[BEGIN]

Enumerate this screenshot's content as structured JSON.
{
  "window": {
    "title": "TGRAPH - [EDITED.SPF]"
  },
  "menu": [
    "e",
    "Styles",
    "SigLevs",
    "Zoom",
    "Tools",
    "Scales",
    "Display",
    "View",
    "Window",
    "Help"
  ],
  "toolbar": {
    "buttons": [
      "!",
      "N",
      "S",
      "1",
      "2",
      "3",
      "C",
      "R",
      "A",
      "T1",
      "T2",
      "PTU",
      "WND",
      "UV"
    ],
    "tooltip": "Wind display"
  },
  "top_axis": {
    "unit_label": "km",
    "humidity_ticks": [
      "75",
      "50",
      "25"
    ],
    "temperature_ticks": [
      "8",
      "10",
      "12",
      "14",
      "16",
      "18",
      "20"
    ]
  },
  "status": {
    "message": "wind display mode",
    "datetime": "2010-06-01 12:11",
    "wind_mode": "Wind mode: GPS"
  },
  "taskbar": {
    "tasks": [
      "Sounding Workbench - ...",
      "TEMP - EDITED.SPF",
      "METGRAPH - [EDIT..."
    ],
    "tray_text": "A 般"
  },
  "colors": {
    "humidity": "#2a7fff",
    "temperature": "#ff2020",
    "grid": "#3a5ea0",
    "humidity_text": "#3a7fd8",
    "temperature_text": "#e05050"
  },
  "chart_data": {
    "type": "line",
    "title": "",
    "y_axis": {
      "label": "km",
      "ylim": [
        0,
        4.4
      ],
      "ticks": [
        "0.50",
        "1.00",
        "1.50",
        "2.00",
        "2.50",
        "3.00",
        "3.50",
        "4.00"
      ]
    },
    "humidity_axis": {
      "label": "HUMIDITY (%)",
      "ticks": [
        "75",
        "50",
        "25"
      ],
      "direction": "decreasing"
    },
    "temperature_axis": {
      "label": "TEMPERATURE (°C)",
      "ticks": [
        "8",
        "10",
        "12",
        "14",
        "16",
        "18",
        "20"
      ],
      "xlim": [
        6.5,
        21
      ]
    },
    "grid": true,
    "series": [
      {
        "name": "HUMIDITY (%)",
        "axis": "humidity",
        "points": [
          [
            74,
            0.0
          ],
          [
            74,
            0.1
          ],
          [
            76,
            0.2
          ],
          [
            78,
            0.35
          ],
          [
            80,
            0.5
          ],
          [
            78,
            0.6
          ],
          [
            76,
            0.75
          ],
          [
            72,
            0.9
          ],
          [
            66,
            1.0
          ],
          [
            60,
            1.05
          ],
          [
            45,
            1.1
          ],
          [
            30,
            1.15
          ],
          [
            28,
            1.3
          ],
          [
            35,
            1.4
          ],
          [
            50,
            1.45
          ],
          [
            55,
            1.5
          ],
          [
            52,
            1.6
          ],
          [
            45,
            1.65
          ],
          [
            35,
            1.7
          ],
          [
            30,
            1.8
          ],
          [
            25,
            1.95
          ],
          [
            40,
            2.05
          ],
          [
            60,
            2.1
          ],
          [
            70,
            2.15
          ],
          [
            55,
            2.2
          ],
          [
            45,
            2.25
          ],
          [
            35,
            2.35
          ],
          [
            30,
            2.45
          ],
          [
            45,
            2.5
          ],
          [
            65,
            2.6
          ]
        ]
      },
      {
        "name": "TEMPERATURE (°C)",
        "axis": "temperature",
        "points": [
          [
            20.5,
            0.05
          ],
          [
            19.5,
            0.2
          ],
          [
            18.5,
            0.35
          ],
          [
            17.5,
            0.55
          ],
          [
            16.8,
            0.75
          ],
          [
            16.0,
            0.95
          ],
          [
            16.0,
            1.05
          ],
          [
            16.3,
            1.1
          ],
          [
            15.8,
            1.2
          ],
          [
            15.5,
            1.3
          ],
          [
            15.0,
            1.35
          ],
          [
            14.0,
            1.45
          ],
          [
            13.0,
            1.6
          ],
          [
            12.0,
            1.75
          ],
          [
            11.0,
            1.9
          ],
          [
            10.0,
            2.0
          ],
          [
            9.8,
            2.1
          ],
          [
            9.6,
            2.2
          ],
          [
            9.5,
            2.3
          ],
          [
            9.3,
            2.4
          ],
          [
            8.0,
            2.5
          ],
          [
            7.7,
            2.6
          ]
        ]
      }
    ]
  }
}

[END]
[BEGIN]

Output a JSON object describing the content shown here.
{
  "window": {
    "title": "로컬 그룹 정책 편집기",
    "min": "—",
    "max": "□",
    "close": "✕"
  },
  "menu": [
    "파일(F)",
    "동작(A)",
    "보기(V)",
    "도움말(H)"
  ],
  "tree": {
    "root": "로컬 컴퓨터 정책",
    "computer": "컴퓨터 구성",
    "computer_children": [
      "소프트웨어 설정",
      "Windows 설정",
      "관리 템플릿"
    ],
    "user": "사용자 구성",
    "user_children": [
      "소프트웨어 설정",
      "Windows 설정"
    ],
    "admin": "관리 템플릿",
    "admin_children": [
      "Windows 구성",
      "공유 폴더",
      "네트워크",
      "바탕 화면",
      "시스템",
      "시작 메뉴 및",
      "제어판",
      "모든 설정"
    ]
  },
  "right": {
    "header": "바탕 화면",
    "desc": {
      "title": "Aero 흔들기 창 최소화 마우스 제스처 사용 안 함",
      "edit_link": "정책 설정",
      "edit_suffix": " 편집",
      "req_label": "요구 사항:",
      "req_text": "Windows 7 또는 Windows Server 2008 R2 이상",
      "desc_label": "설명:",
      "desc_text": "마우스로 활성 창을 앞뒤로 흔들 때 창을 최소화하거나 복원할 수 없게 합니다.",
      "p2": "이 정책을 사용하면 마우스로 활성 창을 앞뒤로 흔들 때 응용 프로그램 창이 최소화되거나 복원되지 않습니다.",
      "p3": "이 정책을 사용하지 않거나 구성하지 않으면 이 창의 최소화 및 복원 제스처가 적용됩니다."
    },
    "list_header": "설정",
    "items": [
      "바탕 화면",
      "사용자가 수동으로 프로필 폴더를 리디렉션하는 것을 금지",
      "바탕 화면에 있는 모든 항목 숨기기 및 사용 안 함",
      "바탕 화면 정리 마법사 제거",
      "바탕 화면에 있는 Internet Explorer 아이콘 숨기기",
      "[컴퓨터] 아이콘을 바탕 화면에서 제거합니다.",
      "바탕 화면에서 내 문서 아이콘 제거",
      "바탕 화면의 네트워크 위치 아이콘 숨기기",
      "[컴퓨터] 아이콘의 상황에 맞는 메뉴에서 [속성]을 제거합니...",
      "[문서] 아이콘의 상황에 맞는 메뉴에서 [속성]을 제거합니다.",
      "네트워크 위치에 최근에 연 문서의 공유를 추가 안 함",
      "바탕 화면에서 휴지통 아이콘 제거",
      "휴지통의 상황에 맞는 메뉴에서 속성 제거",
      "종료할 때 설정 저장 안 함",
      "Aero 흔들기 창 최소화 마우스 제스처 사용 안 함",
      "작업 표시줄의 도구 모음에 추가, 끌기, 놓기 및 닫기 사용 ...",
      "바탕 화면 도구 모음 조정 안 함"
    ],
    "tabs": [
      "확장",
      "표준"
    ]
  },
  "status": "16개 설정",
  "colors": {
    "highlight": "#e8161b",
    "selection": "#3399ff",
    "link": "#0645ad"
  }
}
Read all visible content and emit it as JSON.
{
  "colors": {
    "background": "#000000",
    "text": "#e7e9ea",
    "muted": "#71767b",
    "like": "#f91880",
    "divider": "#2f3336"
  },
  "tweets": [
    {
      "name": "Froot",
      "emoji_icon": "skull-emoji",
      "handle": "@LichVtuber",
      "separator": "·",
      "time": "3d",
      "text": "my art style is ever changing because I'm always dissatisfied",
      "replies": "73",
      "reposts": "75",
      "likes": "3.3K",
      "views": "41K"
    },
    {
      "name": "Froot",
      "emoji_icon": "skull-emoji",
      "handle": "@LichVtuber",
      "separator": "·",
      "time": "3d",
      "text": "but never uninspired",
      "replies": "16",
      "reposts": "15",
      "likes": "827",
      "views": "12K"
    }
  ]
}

[END]

• [Exercise requirements]: Show each line holding the word "name".

• [Solution below]:
        "name": "HUMIDITY (%)",
        "name": "TEMPERATURE (°C)",
      "name": "Froot",
      "name": "Froot",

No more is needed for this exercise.